Extracted data entries |
▽
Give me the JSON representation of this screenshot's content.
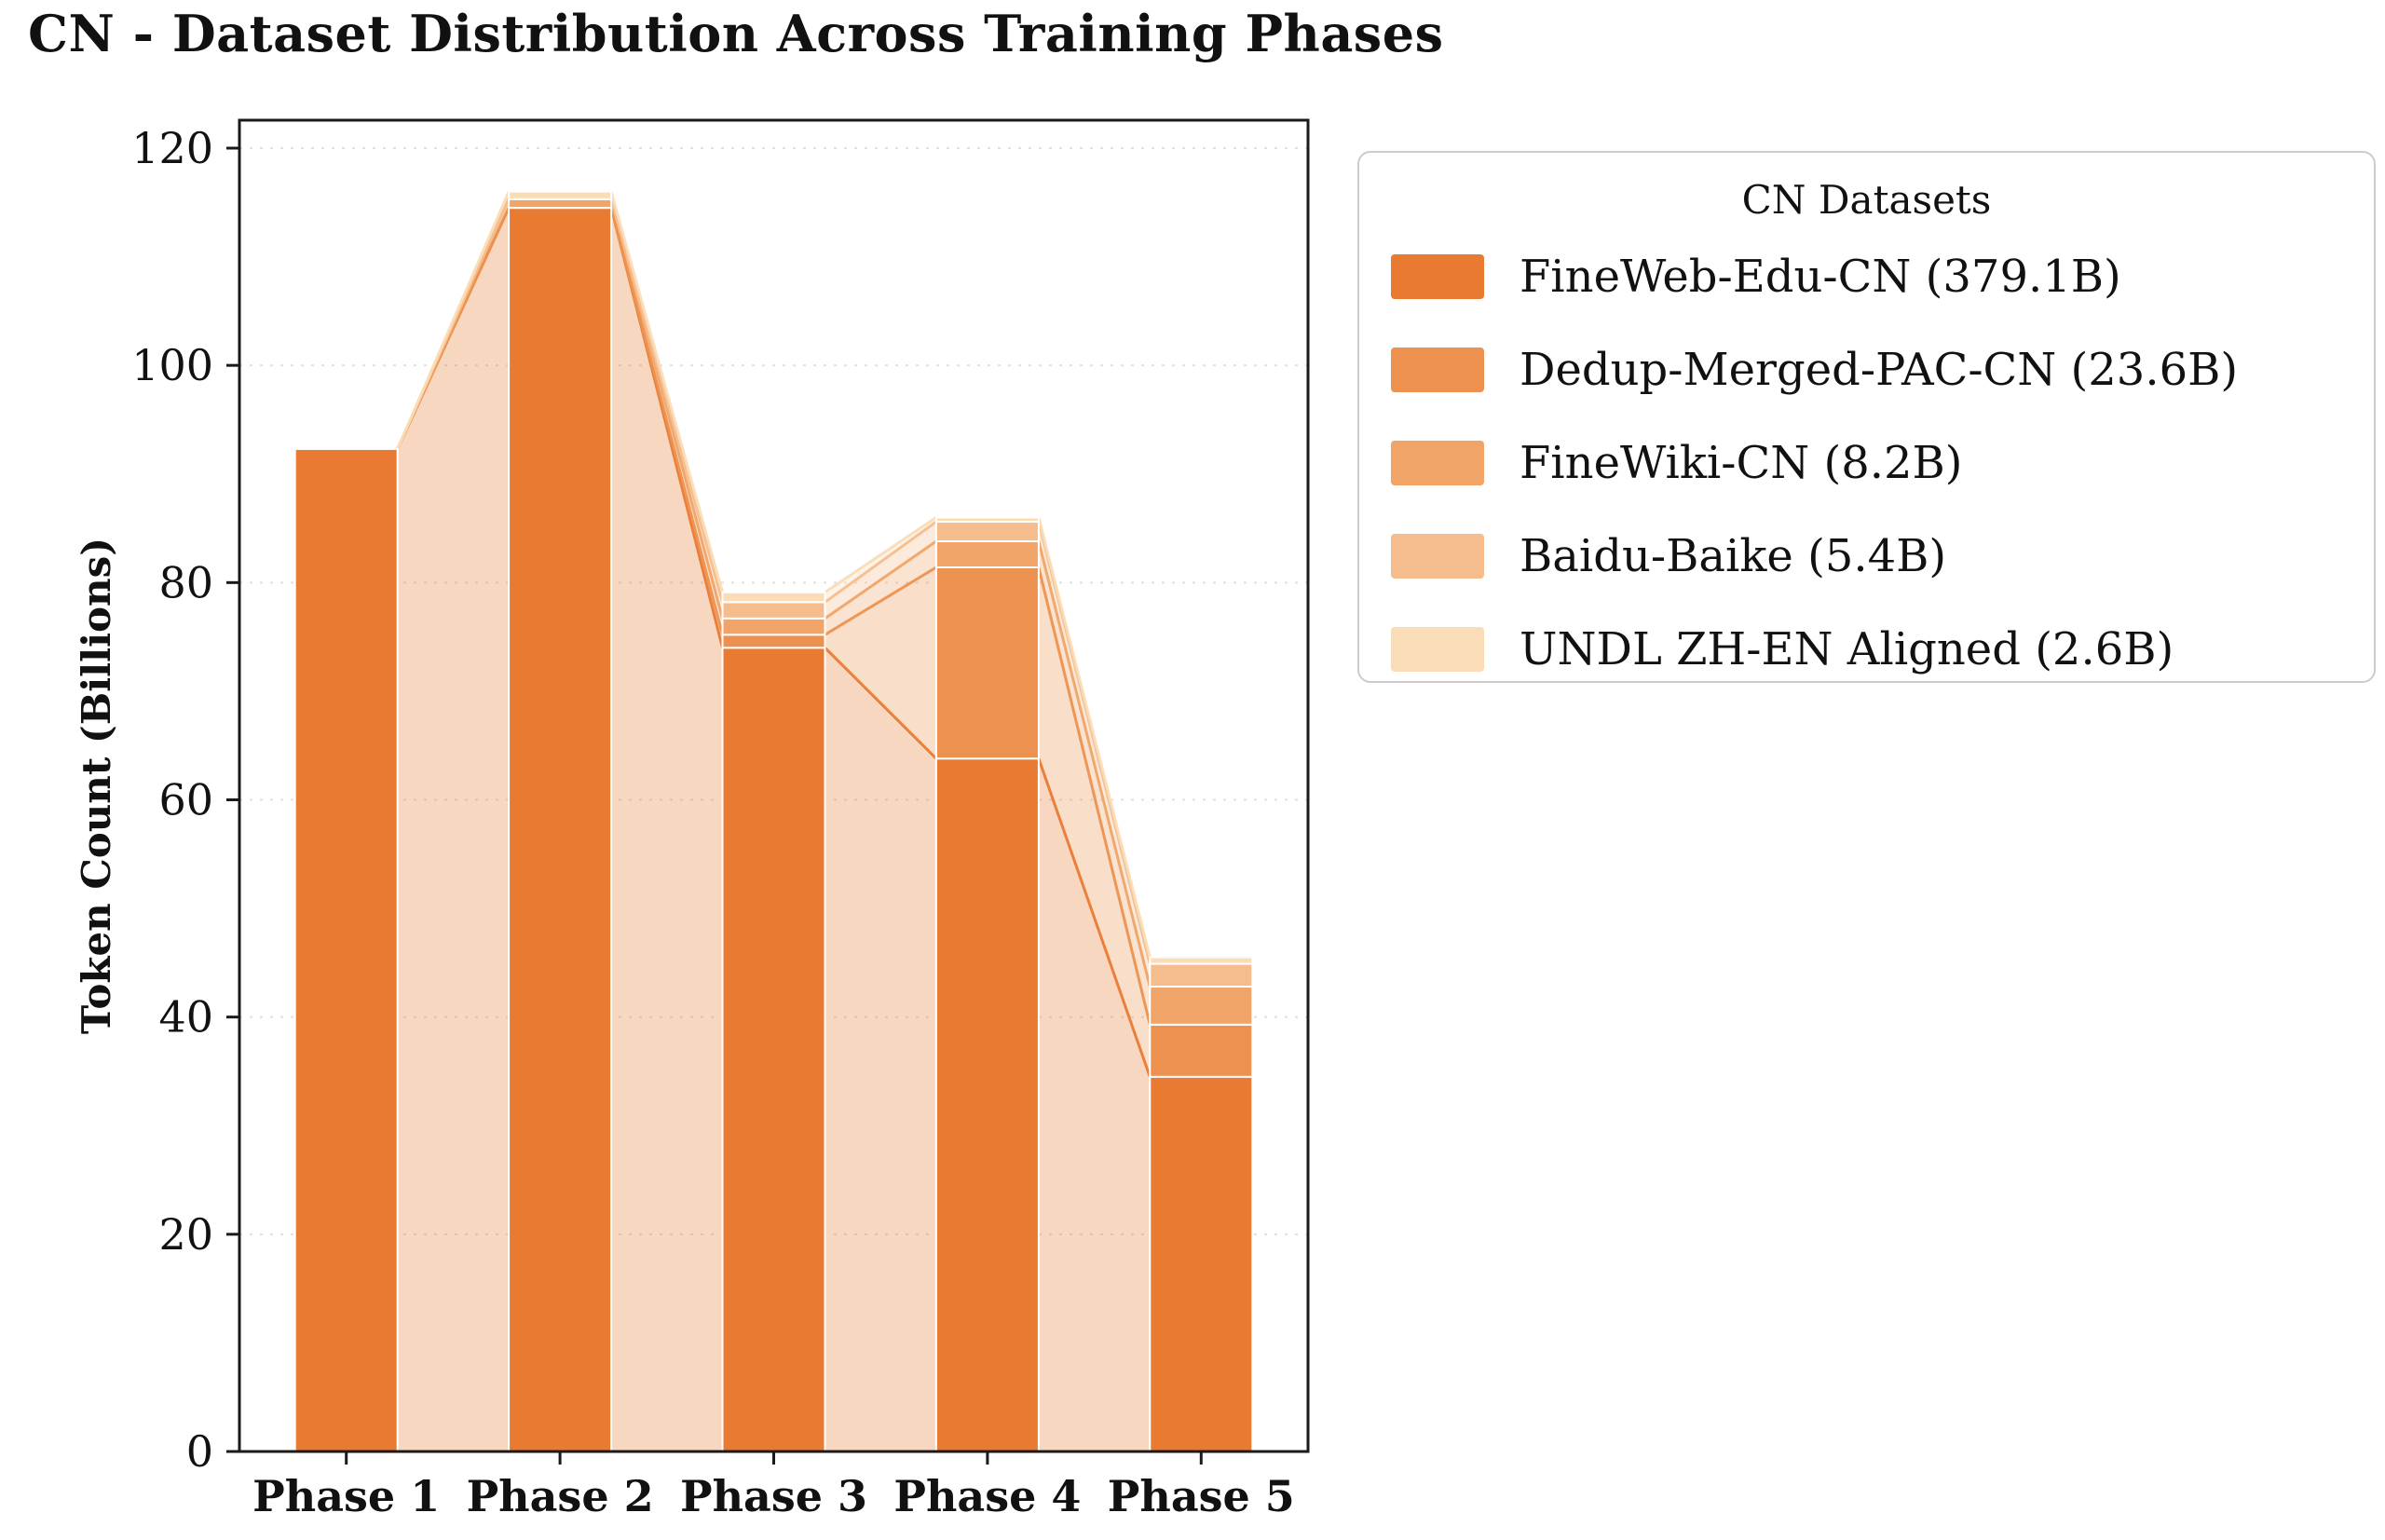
{
  "chart_data": {
    "type": "bar",
    "stacked": true,
    "flow_bands": true,
    "title": "CN - Dataset Distribution Across Training Phases",
    "ylabel": "Token Count (Billions)",
    "xlabel": "",
    "ylim": [
      0,
      120
    ],
    "yticks": [
      0,
      20,
      40,
      60,
      80,
      100,
      120
    ],
    "grid": "horizontal-dashed",
    "legend_title": "CN Datasets",
    "legend_position": "upper right outside",
    "categories": [
      "Phase 1",
      "Phase 2",
      "Phase 3",
      "Phase 4",
      "Phase 5"
    ],
    "series": [
      {
        "name": "FineWeb-Edu-CN (379.1B)",
        "color": "#e97a32",
        "values": [
          92.3,
          114.5,
          74.0,
          63.8,
          34.5
        ]
      },
      {
        "name": "Dedup-Merged-PAC-CN (23.6B)",
        "color": "#ec914f",
        "values": [
          0,
          0,
          1.2,
          17.6,
          4.8
        ]
      },
      {
        "name": "FineWiki-CN (8.2B)",
        "color": "#f0a467",
        "values": [
          0,
          0.8,
          1.5,
          2.4,
          3.5
        ]
      },
      {
        "name": "Baidu-Baike (5.4B)",
        "color": "#f5bd8d",
        "values": [
          0,
          0,
          1.5,
          1.8,
          2.1
        ]
      },
      {
        "name": "UNDL ZH-EN Aligned (2.6B)",
        "color": "#fadcb6",
        "values": [
          0,
          0.7,
          0.9,
          0.4,
          0.6
        ]
      }
    ],
    "phase_totals": [
      92.3,
      116.0,
      79.1,
      86.0,
      45.5
    ],
    "colors": {
      "axis": "#1a1a1a",
      "grid": "#e0e0e0",
      "background": "#ffffff"
    }
  }
}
△
Problem statement | Omit every picture while copying the listing above exactly.

Response below |
Give me the JSON representation of this screenshot's content.
{
  "chart_data": {
    "type": "bar",
    "stacked": true,
    "flow_bands": true,
    "title": "CN - Dataset Distribution Across Training Phases",
    "ylabel": "Token Count (Billions)",
    "xlabel": "",
    "ylim": [
      0,
      120
    ],
    "yticks": [
      0,
      20,
      40,
      60,
      80,
      100,
      120
    ],
    "grid": "horizontal-dashed",
    "legend_title": "CN Datasets",
    "legend_position": "upper right outside",
    "categories": [
      "Phase 1",
      "Phase 2",
      "Phase 3",
      "Phase 4",
      "Phase 5"
    ],
    "series": [
      {
        "name": "FineWeb-Edu-CN (379.1B)",
        "color": "#e97a32",
        "values": [
          92.3,
          114.5,
          74.0,
          63.8,
          34.5
        ]
      },
      {
        "name": "Dedup-Merged-PAC-CN (23.6B)",
        "color": "#ec914f",
        "values": [
          0,
          0,
          1.2,
          17.6,
          4.8
        ]
      },
      {
        "name": "FineWiki-CN (8.2B)",
        "color": "#f0a467",
        "values": [
          0,
          0.8,
          1.5,
          2.4,
          3.5
        ]
      },
      {
        "name": "Baidu-Baike (5.4B)",
        "color": "#f5bd8d",
        "values": [
          0,
          0,
          1.5,
          1.8,
          2.1
        ]
      },
      {
        "name": "UNDL ZH-EN Aligned (2.6B)",
        "color": "#fadcb6",
        "values": [
          0,
          0.7,
          0.9,
          0.4,
          0.6
        ]
      }
    ],
    "phase_totals": [
      92.3,
      116.0,
      79.1,
      86.0,
      45.5
    ],
    "colors": {
      "axis": "#1a1a1a",
      "grid": "#e0e0e0",
      "background": "#ffffff"
    }
  }
}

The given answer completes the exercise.